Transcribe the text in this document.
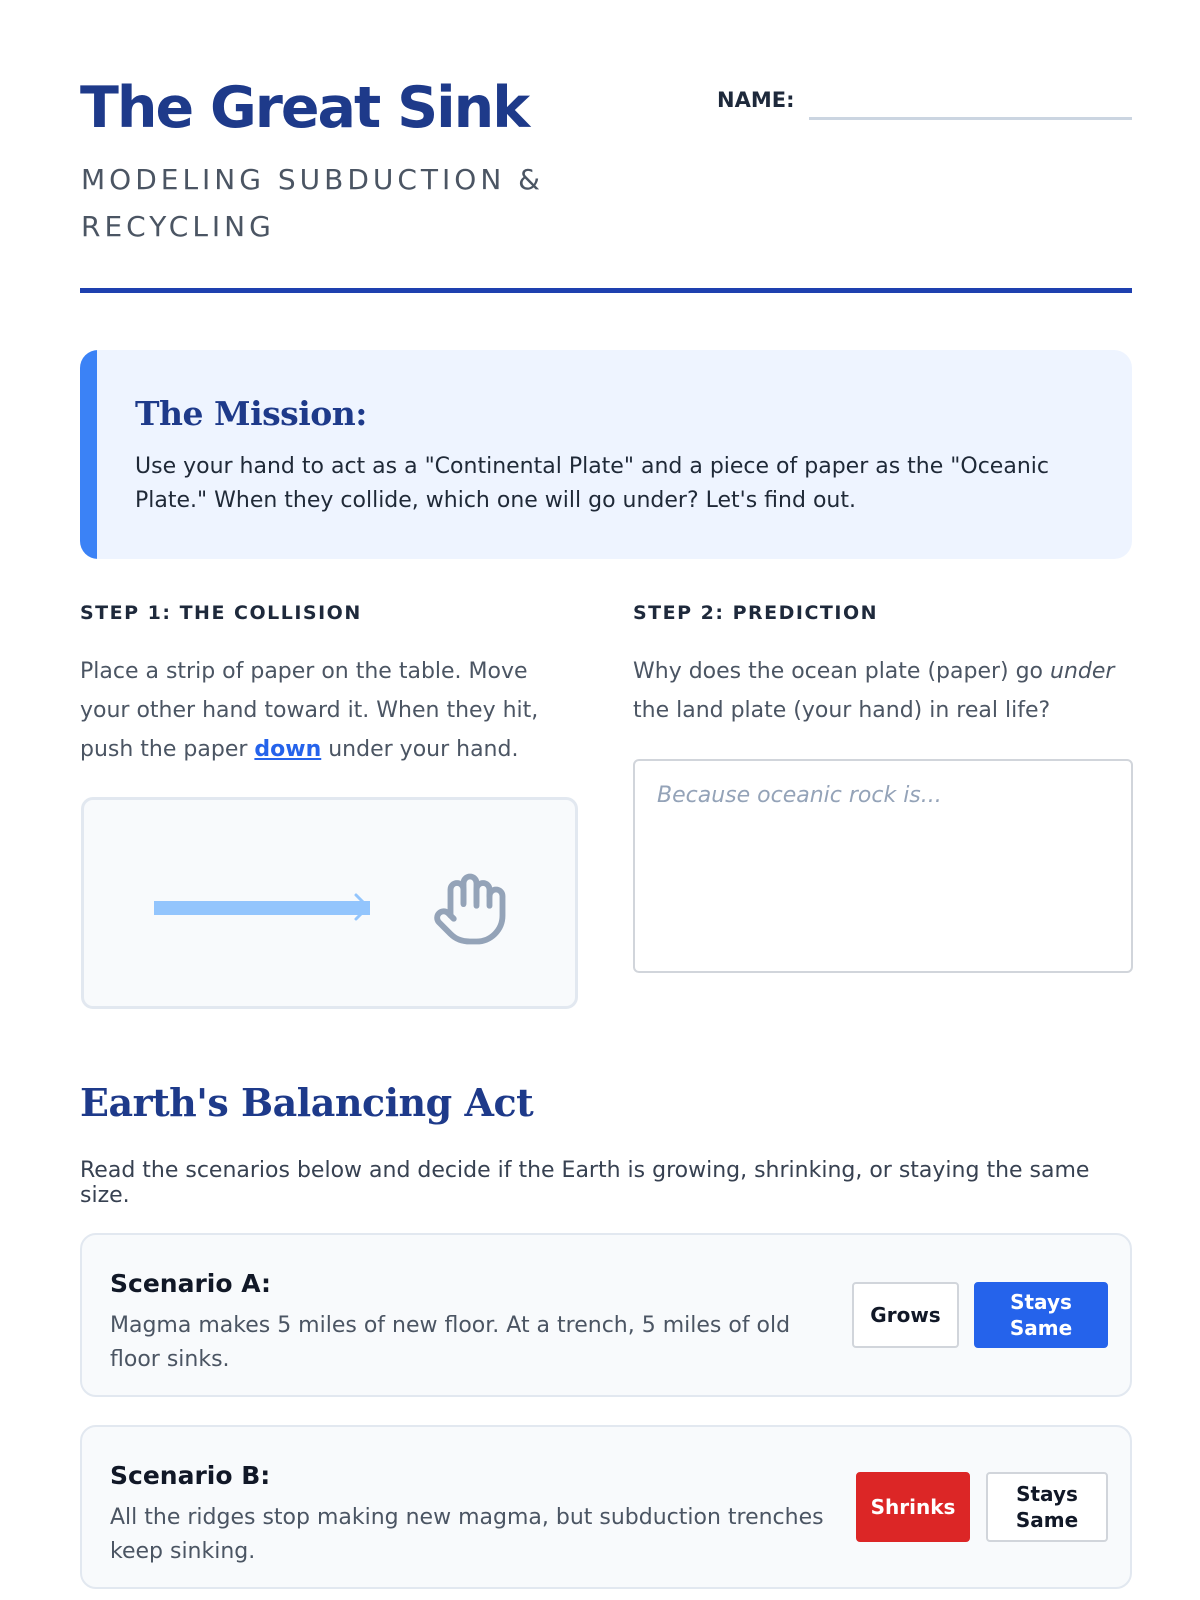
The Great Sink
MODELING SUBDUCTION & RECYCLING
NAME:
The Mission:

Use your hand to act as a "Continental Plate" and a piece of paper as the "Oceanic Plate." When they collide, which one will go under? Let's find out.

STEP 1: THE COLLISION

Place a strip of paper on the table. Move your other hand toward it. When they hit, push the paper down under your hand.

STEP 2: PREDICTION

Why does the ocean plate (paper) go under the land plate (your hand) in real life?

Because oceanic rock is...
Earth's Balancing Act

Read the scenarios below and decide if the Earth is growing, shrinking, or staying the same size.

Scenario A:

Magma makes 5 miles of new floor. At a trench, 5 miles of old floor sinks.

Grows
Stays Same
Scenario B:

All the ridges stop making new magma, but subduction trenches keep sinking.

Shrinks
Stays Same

■ ■ ■ ■

Set problem -> Reproduce the data above in full, exactly as it is, with the pictures left out.

Response to the exercise ->
Transcribe the text in this document.
The Great Sink
MODELING SUBDUCTION & RECYCLING
NAME:
The Mission:

Use your hand to act as a "Continental Plate" and a piece of paper as the "Oceanic Plate." When they collide, which one will go under? Let's find out.

STEP 1: THE COLLISION

Place a strip of paper on the table. Move your other hand toward it. When they hit, push the paper down under your hand.

STEP 2: PREDICTION

Why does the ocean plate (paper) go under the land plate (your hand) in real life?

Because oceanic rock is...
Earth's Balancing Act

Read the scenarios below and decide if the Earth is growing, shrinking, or staying the same size.

Scenario A:

Magma makes 5 miles of new floor. At a trench, 5 miles of old floor sinks.

Grows
Stays Same
Scenario B:

All the ridges stop making new magma, but subduction trenches keep sinking.

Shrinks
Stays Same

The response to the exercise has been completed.